● Prompt: Repeat the material exactly, every line of it.

● Material for this task:
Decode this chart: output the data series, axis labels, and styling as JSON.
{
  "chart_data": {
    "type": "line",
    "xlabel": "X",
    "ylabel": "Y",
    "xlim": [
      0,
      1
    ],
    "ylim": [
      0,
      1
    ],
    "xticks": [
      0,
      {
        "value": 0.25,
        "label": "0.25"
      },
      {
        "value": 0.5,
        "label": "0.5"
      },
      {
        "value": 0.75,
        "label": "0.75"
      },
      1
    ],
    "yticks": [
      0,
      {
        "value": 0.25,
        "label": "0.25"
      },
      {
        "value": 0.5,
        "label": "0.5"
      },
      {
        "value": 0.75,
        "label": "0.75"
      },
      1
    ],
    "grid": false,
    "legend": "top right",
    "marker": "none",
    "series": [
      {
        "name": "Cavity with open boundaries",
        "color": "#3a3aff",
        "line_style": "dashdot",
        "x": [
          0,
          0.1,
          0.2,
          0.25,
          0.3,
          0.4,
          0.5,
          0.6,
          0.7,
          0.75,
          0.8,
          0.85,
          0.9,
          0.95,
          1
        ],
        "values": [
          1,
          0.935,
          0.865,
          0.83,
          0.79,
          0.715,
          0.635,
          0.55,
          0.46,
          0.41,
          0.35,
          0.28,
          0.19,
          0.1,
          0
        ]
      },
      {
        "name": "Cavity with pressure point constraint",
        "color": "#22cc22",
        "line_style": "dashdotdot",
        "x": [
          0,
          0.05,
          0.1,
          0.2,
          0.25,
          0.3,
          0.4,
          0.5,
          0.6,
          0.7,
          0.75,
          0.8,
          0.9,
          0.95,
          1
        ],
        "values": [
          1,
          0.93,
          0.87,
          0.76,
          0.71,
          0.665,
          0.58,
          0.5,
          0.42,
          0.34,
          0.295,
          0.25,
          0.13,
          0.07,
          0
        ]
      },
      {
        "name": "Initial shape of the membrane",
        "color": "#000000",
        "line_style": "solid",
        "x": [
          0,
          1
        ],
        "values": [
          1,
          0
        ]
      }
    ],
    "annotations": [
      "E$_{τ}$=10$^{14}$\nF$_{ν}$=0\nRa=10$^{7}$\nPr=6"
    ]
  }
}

● Output for this exercise:
Decode this chart: output the data series, axis labels, and styling as JSON.
{
  "chart_data": {
    "type": "line",
    "xlabel": "X",
    "ylabel": "Y",
    "xlim": [
      0,
      1
    ],
    "ylim": [
      0,
      1
    ],
    "xticks": [
      0,
      {
        "value": 0.25,
        "label": "0.25"
      },
      {
        "value": 0.5,
        "label": "0.5"
      },
      {
        "value": 0.75,
        "label": "0.75"
      },
      1
    ],
    "yticks": [
      0,
      {
        "value": 0.25,
        "label": "0.25"
      },
      {
        "value": 0.5,
        "label": "0.5"
      },
      {
        "value": 0.75,
        "label": "0.75"
      },
      1
    ],
    "grid": false,
    "legend": "top right",
    "marker": "none",
    "series": [
      {
        "name": "Cavity with open boundaries",
        "color": "#3a3aff",
        "line_style": "dashdot",
        "x": [
          0,
          0.1,
          0.2,
          0.25,
          0.3,
          0.4,
          0.5,
          0.6,
          0.7,
          0.75,
          0.8,
          0.85,
          0.9,
          0.95,
          1
        ],
        "values": [
          1,
          0.935,
          0.865,
          0.83,
          0.79,
          0.715,
          0.635,
          0.55,
          0.46,
          0.41,
          0.35,
          0.28,
          0.19,
          0.1,
          0
        ]
      },
      {
        "name": "Cavity with pressure point constraint",
        "color": "#22cc22",
        "line_style": "dashdotdot",
        "x": [
          0,
          0.05,
          0.1,
          0.2,
          0.25,
          0.3,
          0.4,
          0.5,
          0.6,
          0.7,
          0.75,
          0.8,
          0.9,
          0.95,
          1
        ],
        "values": [
          1,
          0.93,
          0.87,
          0.76,
          0.71,
          0.665,
          0.58,
          0.5,
          0.42,
          0.34,
          0.295,
          0.25,
          0.13,
          0.07,
          0
        ]
      },
      {
        "name": "Initial shape of the membrane",
        "color": "#000000",
        "line_style": "solid",
        "x": [
          0,
          1
        ],
        "values": [
          1,
          0
        ]
      }
    ],
    "annotations": [
      "E$_{τ}$=10$^{14}$\nF$_{ν}$=0\nRa=10$^{7}$\nPr=6"
    ]
  }
}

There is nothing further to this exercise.